* _PROVIDED RECORDS_:
────────────────────────────────────────

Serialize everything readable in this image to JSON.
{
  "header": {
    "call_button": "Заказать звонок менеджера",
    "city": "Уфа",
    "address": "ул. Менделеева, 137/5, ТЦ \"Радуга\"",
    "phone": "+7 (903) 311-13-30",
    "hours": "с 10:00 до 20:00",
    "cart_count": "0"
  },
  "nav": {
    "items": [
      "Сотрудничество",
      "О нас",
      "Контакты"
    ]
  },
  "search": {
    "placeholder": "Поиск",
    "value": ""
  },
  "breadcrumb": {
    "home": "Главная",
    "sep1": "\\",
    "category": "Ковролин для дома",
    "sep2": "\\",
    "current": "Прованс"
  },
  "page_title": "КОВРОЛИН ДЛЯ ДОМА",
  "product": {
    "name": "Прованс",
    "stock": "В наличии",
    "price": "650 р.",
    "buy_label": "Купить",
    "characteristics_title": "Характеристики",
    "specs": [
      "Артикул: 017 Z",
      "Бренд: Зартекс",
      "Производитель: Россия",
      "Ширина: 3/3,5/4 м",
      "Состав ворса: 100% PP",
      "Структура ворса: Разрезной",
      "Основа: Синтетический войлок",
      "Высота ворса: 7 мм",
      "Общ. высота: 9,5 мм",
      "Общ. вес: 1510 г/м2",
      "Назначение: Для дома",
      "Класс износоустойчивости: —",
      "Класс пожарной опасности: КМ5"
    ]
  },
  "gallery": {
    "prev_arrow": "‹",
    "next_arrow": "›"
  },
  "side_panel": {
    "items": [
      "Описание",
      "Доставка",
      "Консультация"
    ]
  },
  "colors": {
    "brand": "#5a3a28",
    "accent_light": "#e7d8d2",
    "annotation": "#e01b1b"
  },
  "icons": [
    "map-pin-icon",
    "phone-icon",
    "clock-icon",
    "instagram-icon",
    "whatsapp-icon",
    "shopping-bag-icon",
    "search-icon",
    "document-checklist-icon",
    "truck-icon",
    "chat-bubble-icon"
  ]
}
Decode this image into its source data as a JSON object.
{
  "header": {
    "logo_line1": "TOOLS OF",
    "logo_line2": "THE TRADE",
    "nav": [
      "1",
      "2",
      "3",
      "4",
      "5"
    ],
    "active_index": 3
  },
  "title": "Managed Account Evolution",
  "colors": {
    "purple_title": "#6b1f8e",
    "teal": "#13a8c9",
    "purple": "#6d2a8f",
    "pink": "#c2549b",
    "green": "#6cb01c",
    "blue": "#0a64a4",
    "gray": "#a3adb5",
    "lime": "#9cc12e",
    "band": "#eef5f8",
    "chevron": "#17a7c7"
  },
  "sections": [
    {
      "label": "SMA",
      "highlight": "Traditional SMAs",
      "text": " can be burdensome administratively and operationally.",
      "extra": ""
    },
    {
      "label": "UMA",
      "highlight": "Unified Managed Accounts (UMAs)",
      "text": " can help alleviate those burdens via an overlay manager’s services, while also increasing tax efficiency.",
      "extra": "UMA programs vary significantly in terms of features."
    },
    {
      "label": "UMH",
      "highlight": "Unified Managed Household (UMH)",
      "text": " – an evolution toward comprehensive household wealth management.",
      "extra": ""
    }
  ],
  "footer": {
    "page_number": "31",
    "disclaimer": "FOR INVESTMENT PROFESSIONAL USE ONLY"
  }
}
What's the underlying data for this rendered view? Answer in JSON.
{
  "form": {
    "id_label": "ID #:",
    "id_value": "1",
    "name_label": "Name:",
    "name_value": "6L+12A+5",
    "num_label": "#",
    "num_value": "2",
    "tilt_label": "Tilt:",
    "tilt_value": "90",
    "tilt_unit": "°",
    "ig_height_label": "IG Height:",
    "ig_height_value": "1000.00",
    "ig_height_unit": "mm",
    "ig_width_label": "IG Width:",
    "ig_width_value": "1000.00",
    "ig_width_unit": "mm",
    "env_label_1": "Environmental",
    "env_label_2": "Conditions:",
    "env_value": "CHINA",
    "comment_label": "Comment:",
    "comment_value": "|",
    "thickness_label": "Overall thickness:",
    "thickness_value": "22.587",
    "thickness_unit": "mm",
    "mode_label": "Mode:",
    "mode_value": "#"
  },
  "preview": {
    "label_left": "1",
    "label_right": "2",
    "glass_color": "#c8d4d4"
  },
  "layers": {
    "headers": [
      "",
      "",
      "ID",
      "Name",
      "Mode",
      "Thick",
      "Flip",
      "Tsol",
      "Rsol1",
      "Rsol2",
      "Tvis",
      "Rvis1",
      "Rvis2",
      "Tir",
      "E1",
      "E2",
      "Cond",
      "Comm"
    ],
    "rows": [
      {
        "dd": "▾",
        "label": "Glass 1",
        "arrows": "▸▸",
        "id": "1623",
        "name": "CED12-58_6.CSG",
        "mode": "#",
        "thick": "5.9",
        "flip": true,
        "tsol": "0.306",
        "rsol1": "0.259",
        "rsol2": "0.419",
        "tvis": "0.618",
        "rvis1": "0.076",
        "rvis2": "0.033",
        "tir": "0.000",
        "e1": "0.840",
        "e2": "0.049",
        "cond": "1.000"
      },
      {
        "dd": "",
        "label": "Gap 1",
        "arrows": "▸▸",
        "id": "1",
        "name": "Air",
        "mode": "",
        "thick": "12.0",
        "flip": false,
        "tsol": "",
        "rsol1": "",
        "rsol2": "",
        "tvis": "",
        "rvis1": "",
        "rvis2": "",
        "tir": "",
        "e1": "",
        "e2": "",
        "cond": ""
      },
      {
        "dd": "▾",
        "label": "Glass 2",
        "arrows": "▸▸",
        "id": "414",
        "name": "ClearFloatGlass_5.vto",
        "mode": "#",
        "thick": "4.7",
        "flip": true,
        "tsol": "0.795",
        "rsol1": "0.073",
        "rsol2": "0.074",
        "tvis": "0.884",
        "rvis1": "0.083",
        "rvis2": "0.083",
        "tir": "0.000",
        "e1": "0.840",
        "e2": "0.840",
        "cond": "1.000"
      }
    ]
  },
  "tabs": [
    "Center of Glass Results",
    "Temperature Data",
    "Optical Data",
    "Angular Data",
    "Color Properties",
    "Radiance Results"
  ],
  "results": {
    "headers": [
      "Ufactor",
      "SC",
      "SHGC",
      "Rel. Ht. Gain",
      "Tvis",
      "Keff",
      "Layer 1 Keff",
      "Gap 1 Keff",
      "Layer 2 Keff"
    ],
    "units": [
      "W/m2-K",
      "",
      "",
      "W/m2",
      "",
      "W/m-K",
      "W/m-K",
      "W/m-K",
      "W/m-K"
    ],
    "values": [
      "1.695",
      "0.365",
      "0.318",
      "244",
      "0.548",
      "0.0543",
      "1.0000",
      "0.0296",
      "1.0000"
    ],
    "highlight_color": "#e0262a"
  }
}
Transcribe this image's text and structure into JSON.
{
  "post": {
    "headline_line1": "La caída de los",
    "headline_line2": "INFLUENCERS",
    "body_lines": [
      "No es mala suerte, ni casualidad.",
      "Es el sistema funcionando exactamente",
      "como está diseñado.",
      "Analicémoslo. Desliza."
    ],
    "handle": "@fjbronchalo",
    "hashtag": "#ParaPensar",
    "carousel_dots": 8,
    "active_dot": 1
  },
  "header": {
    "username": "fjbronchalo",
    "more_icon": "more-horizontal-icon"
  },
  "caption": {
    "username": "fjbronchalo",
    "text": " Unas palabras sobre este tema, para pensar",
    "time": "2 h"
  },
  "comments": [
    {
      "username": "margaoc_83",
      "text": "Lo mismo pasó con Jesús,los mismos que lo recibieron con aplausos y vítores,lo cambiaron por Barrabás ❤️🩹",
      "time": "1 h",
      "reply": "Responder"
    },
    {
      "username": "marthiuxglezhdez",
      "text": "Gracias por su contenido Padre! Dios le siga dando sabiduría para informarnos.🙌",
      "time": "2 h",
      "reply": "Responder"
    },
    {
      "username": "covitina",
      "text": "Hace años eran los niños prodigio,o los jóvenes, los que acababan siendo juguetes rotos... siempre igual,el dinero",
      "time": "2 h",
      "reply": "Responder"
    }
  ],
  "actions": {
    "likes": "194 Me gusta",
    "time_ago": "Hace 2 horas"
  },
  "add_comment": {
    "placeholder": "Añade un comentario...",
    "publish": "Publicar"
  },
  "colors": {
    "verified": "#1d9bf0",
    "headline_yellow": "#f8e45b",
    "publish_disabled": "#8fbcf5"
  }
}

────────────────────────────────────────

* _TASK INSTRUCTIONS_: Lines containing the word "Keff" are to be tallied; report only the total.

* _SOLUTION FOR THIS EXERCISE_: 4